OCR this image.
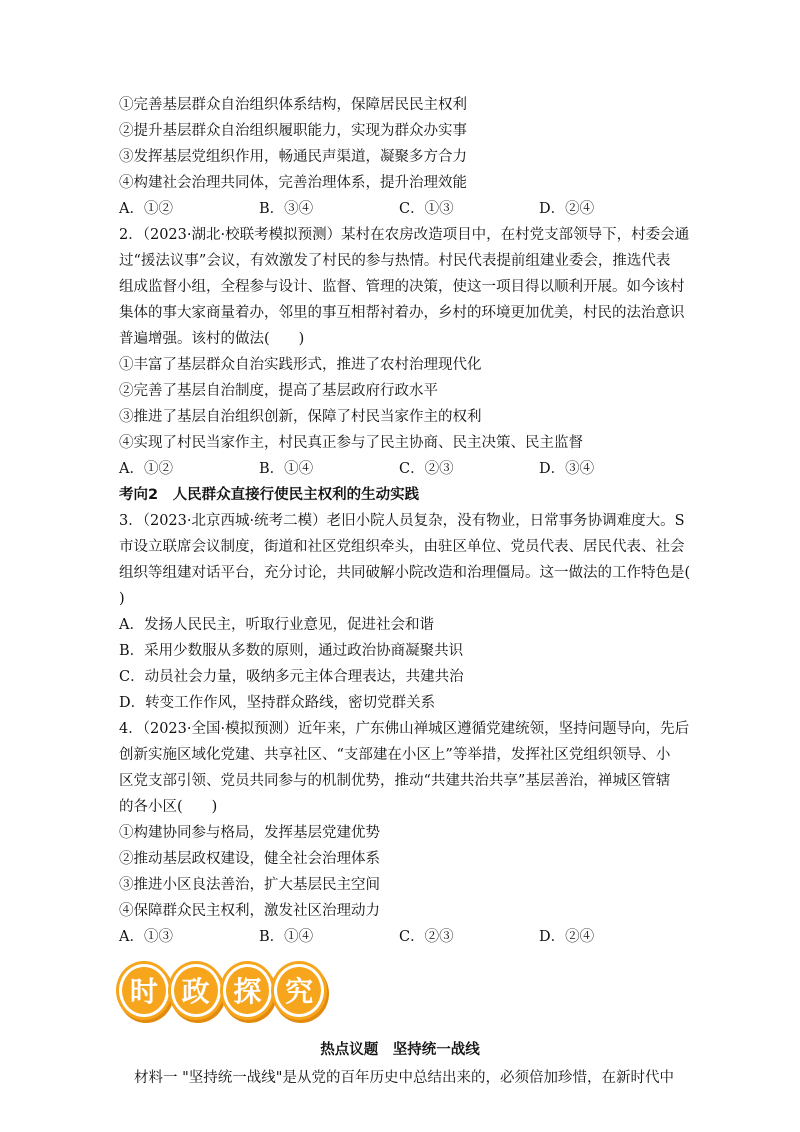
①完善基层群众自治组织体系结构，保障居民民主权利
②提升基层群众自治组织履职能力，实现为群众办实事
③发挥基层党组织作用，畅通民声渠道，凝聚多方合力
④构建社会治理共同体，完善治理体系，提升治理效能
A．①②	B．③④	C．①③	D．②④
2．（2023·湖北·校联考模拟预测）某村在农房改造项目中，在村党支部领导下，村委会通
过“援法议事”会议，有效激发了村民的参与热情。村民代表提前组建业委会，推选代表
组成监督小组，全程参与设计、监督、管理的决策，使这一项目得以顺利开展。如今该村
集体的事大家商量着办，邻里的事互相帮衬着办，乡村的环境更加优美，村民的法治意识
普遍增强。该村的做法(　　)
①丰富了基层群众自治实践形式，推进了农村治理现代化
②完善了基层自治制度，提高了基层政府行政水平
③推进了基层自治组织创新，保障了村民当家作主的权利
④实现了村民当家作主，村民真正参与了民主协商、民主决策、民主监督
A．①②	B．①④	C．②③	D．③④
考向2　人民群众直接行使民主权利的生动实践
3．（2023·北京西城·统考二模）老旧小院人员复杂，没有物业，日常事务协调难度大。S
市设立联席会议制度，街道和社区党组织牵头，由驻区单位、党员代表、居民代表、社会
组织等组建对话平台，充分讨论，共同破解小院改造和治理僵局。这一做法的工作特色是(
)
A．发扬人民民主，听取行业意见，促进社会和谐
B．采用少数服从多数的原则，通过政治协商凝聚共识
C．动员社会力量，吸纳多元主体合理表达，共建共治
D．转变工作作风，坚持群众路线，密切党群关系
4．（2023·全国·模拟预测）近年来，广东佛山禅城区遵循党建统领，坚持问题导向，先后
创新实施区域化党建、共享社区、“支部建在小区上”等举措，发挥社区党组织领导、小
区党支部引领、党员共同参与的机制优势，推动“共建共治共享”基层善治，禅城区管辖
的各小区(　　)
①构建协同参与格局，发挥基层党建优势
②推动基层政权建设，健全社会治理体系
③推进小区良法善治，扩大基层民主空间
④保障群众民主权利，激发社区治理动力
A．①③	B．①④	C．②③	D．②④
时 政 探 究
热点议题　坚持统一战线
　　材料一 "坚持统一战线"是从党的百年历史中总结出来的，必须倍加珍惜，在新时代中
-- -- --
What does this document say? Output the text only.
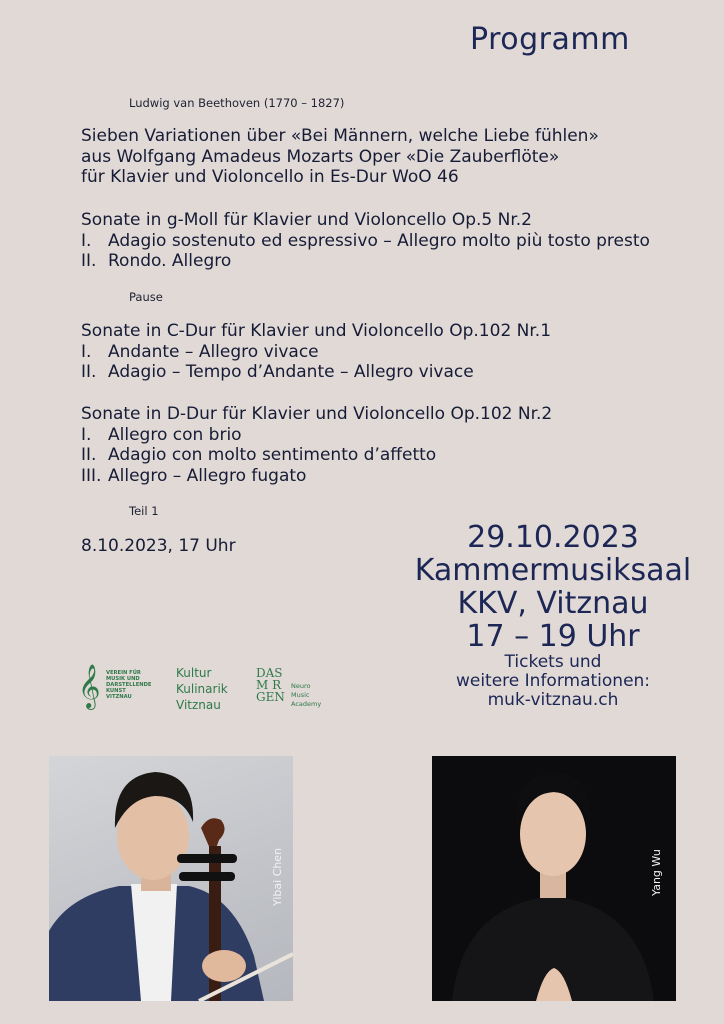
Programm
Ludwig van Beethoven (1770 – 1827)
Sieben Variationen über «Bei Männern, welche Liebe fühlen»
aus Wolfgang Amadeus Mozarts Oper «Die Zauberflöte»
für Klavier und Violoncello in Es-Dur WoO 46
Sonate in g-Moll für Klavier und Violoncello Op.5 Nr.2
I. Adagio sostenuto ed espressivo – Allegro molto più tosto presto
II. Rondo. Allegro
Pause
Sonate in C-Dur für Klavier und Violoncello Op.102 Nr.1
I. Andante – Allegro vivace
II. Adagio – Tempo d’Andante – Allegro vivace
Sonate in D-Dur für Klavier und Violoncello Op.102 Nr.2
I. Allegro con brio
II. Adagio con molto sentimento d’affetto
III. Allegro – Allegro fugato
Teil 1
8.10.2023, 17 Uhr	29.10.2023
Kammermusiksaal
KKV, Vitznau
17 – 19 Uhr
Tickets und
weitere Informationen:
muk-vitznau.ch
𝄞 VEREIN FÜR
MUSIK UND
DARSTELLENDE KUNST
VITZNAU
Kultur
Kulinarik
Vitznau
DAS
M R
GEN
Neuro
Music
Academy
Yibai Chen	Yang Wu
-- -- --
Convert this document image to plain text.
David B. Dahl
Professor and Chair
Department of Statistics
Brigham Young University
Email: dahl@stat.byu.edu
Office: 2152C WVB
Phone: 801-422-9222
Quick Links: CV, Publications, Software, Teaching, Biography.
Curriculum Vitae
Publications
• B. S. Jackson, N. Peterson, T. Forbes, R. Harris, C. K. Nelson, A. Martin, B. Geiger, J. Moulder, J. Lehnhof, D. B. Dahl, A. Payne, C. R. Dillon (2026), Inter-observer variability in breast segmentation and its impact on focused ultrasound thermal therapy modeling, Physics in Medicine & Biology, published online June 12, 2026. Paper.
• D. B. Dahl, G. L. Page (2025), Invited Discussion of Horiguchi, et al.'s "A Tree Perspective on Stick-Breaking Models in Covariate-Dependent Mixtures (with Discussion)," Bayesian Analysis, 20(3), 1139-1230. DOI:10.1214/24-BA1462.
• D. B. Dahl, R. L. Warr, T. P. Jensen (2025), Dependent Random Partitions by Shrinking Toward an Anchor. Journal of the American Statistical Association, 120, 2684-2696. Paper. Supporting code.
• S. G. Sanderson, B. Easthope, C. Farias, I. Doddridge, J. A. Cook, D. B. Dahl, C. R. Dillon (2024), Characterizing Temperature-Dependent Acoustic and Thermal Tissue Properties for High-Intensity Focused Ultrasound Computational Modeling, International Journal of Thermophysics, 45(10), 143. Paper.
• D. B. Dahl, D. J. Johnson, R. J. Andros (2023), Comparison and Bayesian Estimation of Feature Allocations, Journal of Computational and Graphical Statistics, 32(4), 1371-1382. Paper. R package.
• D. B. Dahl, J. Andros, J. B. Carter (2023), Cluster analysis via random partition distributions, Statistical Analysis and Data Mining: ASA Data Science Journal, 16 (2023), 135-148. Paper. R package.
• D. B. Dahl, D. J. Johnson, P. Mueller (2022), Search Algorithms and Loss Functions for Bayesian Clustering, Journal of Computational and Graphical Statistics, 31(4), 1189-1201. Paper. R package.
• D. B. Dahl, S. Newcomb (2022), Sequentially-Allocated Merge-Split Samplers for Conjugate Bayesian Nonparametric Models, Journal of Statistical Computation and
-- -- --
● Exercise objective: Wherever the word "image" occurs in a line of the listing, copy that line.

● In response:
OCR this image.
Convert this document image to plain text.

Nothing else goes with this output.